Repeat the whole of the data, keeping every detail the same.

━━━━━━━━━━

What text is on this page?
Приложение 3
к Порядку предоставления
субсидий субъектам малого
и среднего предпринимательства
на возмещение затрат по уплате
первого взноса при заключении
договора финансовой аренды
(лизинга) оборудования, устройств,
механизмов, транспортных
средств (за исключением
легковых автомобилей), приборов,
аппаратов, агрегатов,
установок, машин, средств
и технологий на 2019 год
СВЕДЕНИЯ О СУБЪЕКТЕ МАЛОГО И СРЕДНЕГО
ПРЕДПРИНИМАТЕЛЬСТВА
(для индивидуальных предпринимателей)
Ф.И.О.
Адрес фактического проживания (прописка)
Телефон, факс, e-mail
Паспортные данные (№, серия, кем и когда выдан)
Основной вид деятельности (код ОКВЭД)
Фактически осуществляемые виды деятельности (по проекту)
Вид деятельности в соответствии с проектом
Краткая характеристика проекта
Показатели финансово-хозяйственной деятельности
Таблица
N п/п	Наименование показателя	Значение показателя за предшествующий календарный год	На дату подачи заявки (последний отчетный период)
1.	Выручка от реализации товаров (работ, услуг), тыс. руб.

━━━━━━━━━━

▸ **Answer for the task**:
What text is on this page?
Приложение 3
к Порядку предоставления
субсидий субъектам малого
и среднего предпринимательства
на возмещение затрат по уплате
первого взноса при заключении
договора финансовой аренды
(лизинга) оборудования, устройств,
механизмов, транспортных
средств (за исключением
легковых автомобилей), приборов,
аппаратов, агрегатов,
установок, машин, средств
и технологий на 2019 год
СВЕДЕНИЯ О СУБЪЕКТЕ МАЛОГО И СРЕДНЕГО
ПРЕДПРИНИМАТЕЛЬСТВА
(для индивидуальных предпринимателей)
Ф.И.О.
Адрес фактического проживания (прописка)
Телефон, факс, e-mail
Паспортные данные (№, серия, кем и когда выдан)
Основной вид деятельности (код ОКВЭД)
Фактически осуществляемые виды деятельности (по проекту)
Вид деятельности в соответствии с проектом
Краткая характеристика проекта
Показатели финансово-хозяйственной деятельности
Таблица
N п/п	Наименование показателя	Значение показателя за предшествующий календарный год	На дату подачи заявки (последний отчетный период)
1.	Выручка от реализации товаров (работ, услуг), тыс. руб.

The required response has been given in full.